Exercise prompt:
The data must be returned in full and exactly as given.
* start Source records *
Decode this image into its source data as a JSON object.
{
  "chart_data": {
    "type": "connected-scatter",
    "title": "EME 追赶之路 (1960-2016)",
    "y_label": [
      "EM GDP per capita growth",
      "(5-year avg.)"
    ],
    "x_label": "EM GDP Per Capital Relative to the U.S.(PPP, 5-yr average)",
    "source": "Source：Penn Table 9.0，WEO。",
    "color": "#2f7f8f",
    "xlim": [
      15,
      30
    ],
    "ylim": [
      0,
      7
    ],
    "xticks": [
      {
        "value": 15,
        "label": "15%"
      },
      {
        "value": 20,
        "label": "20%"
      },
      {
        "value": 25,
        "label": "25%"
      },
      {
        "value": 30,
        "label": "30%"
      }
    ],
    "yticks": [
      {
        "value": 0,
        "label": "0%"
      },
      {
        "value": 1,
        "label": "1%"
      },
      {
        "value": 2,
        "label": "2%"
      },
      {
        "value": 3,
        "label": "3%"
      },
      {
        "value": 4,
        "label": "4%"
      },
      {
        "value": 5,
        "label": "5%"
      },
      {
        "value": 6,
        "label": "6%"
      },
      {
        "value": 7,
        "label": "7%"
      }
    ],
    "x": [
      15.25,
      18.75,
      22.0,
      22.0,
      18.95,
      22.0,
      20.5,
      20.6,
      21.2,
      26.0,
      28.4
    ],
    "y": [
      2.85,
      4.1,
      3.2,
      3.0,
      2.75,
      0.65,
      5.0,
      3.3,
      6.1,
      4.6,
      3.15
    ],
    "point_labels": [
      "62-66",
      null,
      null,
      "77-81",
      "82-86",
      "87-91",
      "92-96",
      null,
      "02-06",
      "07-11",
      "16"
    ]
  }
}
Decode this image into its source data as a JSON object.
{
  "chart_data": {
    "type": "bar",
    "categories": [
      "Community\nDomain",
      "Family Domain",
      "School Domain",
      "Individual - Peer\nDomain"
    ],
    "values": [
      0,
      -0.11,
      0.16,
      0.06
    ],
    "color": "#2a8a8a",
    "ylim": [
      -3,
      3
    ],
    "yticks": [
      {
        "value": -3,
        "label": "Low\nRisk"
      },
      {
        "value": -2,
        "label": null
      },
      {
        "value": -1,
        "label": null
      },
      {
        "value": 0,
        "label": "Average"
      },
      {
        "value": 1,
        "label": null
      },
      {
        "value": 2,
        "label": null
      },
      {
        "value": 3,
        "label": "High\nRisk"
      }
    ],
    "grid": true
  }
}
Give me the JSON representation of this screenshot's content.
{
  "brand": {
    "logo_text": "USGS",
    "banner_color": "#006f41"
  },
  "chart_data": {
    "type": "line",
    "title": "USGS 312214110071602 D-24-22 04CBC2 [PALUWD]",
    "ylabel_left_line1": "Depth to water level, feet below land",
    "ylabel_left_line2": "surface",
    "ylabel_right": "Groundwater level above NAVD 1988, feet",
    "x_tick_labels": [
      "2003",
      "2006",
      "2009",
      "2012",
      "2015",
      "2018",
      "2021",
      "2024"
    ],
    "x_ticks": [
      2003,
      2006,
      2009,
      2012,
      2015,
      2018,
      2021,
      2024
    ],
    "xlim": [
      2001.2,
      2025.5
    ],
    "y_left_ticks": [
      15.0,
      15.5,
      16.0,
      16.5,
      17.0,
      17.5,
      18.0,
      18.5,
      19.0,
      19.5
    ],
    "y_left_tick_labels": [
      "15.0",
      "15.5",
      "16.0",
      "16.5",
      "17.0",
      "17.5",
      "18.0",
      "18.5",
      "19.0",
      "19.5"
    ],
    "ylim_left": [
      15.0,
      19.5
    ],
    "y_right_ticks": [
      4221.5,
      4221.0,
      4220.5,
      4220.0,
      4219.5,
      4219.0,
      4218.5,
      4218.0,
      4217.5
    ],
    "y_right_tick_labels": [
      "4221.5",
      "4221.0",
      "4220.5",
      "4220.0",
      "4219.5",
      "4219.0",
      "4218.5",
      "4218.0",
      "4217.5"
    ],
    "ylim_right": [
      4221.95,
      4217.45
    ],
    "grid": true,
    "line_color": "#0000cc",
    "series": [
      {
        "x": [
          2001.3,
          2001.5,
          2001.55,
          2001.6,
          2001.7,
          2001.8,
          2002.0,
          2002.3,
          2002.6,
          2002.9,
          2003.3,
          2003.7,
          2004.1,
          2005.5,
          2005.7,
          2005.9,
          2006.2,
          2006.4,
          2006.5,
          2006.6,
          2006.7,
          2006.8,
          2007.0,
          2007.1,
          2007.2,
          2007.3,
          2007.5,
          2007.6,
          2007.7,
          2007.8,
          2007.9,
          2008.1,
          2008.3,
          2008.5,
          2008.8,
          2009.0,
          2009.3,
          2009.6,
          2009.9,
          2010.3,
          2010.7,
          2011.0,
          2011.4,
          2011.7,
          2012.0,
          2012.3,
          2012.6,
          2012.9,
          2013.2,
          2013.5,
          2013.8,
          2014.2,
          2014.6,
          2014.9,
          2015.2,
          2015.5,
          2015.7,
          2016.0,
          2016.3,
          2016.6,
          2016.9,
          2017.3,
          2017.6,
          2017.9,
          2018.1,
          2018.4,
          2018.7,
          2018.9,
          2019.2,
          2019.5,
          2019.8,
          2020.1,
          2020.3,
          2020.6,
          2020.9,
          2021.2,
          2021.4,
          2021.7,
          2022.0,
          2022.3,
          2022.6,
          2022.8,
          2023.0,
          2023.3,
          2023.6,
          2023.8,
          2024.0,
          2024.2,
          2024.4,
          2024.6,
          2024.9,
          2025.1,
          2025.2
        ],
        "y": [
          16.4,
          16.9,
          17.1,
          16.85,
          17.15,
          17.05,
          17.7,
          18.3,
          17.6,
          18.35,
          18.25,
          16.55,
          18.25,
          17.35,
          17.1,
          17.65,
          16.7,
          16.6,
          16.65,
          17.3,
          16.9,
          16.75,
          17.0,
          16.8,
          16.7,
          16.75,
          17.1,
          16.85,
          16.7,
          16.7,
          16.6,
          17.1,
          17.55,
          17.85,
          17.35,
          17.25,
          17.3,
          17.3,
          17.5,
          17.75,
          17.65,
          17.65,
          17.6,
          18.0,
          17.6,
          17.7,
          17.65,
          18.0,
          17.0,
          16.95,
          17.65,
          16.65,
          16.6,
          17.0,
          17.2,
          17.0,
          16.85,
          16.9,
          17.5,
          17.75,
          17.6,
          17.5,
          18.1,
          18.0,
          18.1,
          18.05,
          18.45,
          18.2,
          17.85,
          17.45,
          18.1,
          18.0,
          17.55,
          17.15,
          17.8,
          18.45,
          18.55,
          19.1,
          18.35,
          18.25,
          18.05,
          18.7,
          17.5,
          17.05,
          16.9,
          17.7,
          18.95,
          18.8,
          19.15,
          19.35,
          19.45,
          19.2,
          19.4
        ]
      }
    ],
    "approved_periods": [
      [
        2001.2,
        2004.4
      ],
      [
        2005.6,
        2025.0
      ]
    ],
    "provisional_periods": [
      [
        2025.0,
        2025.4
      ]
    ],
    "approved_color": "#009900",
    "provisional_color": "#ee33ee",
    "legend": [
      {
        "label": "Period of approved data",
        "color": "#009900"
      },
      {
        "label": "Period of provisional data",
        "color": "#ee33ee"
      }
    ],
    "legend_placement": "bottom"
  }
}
* end Source records *
Output of the exercise:
Decode this image into its source data as a JSON object.
{
  "chart_data": {
    "type": "connected-scatter",
    "title": "EME 追赶之路 (1960-2016)",
    "y_label": [
      "EM GDP per capita growth",
      "(5-year avg.)"
    ],
    "x_label": "EM GDP Per Capital Relative to the U.S.(PPP, 5-yr average)",
    "source": "Source：Penn Table 9.0，WEO。",
    "color": "#2f7f8f",
    "xlim": [
      15,
      30
    ],
    "ylim": [
      0,
      7
    ],
    "xticks": [
      {
        "value": 15,
        "label": "15%"
      },
      {
        "value": 20,
        "label": "20%"
      },
      {
        "value": 25,
        "label": "25%"
      },
      {
        "value": 30,
        "label": "30%"
      }
    ],
    "yticks": [
      {
        "value": 0,
        "label": "0%"
      },
      {
        "value": 1,
        "label": "1%"
      },
      {
        "value": 2,
        "label": "2%"
      },
      {
        "value": 3,
        "label": "3%"
      },
      {
        "value": 4,
        "label": "4%"
      },
      {
        "value": 5,
        "label": "5%"
      },
      {
        "value": 6,
        "label": "6%"
      },
      {
        "value": 7,
        "label": "7%"
      }
    ],
    "x": [
      15.25,
      18.75,
      22.0,
      22.0,
      18.95,
      22.0,
      20.5,
      20.6,
      21.2,
      26.0,
      28.4
    ],
    "y": [
      2.85,
      4.1,
      3.2,
      3.0,
      2.75,
      0.65,
      5.0,
      3.3,
      6.1,
      4.6,
      3.15
    ],
    "point_labels": [
      "62-66",
      null,
      null,
      "77-81",
      "82-86",
      "87-91",
      "92-96",
      null,
      "02-06",
      "07-11",
      "16"
    ]
  }
}
Decode this image into its source data as a JSON object.
{
  "chart_data": {
    "type": "bar",
    "categories": [
      "Community\nDomain",
      "Family Domain",
      "School Domain",
      "Individual - Peer\nDomain"
    ],
    "values": [
      0,
      -0.11,
      0.16,
      0.06
    ],
    "color": "#2a8a8a",
    "ylim": [
      -3,
      3
    ],
    "yticks": [
      {
        "value": -3,
        "label": "Low\nRisk"
      },
      {
        "value": -2,
        "label": null
      },
      {
        "value": -1,
        "label": null
      },
      {
        "value": 0,
        "label": "Average"
      },
      {
        "value": 1,
        "label": null
      },
      {
        "value": 2,
        "label": null
      },
      {
        "value": 3,
        "label": "High\nRisk"
      }
    ],
    "grid": true
  }
}
Give me the JSON representation of this screenshot's content.
{
  "brand": {
    "logo_text": "USGS",
    "banner_color": "#006f41"
  },
  "chart_data": {
    "type": "line",
    "title": "USGS 312214110071602 D-24-22 04CBC2 [PALUWD]",
    "ylabel_left_line1": "Depth to water level, feet below land",
    "ylabel_left_line2": "surface",
    "ylabel_right": "Groundwater level above NAVD 1988, feet",
    "x_tick_labels": [
      "2003",
      "2006",
      "2009",
      "2012",
      "2015",
      "2018",
      "2021",
      "2024"
    ],
    "x_ticks": [
      2003,
      2006,
      2009,
      2012,
      2015,
      2018,
      2021,
      2024
    ],
    "xlim": [
      2001.2,
      2025.5
    ],
    "y_left_ticks": [
      15.0,
      15.5,
      16.0,
      16.5,
      17.0,
      17.5,
      18.0,
      18.5,
      19.0,
      19.5
    ],
    "y_left_tick_labels": [
      "15.0",
      "15.5",
      "16.0",
      "16.5",
      "17.0",
      "17.5",
      "18.0",
      "18.5",
      "19.0",
      "19.5"
    ],
    "ylim_left": [
      15.0,
      19.5
    ],
    "y_right_ticks": [
      4221.5,
      4221.0,
      4220.5,
      4220.0,
      4219.5,
      4219.0,
      4218.5,
      4218.0,
      4217.5
    ],
    "y_right_tick_labels": [
      "4221.5",
      "4221.0",
      "4220.5",
      "4220.0",
      "4219.5",
      "4219.0",
      "4218.5",
      "4218.0",
      "4217.5"
    ],
    "ylim_right": [
      4221.95,
      4217.45
    ],
    "grid": true,
    "line_color": "#0000cc",
    "series": [
      {
        "x": [
          2001.3,
          2001.5,
          2001.55,
          2001.6,
          2001.7,
          2001.8,
          2002.0,
          2002.3,
          2002.6,
          2002.9,
          2003.3,
          2003.7,
          2004.1,
          2005.5,
          2005.7,
          2005.9,
          2006.2,
          2006.4,
          2006.5,
          2006.6,
          2006.7,
          2006.8,
          2007.0,
          2007.1,
          2007.2,
          2007.3,
          2007.5,
          2007.6,
          2007.7,
          2007.8,
          2007.9,
          2008.1,
          2008.3,
          2008.5,
          2008.8,
          2009.0,
          2009.3,
          2009.6,
          2009.9,
          2010.3,
          2010.7,
          2011.0,
          2011.4,
          2011.7,
          2012.0,
          2012.3,
          2012.6,
          2012.9,
          2013.2,
          2013.5,
          2013.8,
          2014.2,
          2014.6,
          2014.9,
          2015.2,
          2015.5,
          2015.7,
          2016.0,
          2016.3,
          2016.6,
          2016.9,
          2017.3,
          2017.6,
          2017.9,
          2018.1,
          2018.4,
          2018.7,
          2018.9,
          2019.2,
          2019.5,
          2019.8,
          2020.1,
          2020.3,
          2020.6,
          2020.9,
          2021.2,
          2021.4,
          2021.7,
          2022.0,
          2022.3,
          2022.6,
          2022.8,
          2023.0,
          2023.3,
          2023.6,
          2023.8,
          2024.0,
          2024.2,
          2024.4,
          2024.6,
          2024.9,
          2025.1,
          2025.2
        ],
        "y": [
          16.4,
          16.9,
          17.1,
          16.85,
          17.15,
          17.05,
          17.7,
          18.3,
          17.6,
          18.35,
          18.25,
          16.55,
          18.25,
          17.35,
          17.1,
          17.65,
          16.7,
          16.6,
          16.65,
          17.3,
          16.9,
          16.75,
          17.0,
          16.8,
          16.7,
          16.75,
          17.1,
          16.85,
          16.7,
          16.7,
          16.6,
          17.1,
          17.55,
          17.85,
          17.35,
          17.25,
          17.3,
          17.3,
          17.5,
          17.75,
          17.65,
          17.65,
          17.6,
          18.0,
          17.6,
          17.7,
          17.65,
          18.0,
          17.0,
          16.95,
          17.65,
          16.65,
          16.6,
          17.0,
          17.2,
          17.0,
          16.85,
          16.9,
          17.5,
          17.75,
          17.6,
          17.5,
          18.1,
          18.0,
          18.1,
          18.05,
          18.45,
          18.2,
          17.85,
          17.45,
          18.1,
          18.0,
          17.55,
          17.15,
          17.8,
          18.45,
          18.55,
          19.1,
          18.35,
          18.25,
          18.05,
          18.7,
          17.5,
          17.05,
          16.9,
          17.7,
          18.95,
          18.8,
          19.15,
          19.35,
          19.45,
          19.2,
          19.4
        ]
      }
    ],
    "approved_periods": [
      [
        2001.2,
        2004.4
      ],
      [
        2005.6,
        2025.0
      ]
    ],
    "provisional_periods": [
      [
        2025.0,
        2025.4
      ]
    ],
    "approved_color": "#009900",
    "provisional_color": "#ee33ee",
    "legend": [
      {
        "label": "Period of approved data",
        "color": "#009900"
      },
      {
        "label": "Period of provisional data",
        "color": "#ee33ee"
      }
    ],
    "legend_placement": "bottom"
  }
}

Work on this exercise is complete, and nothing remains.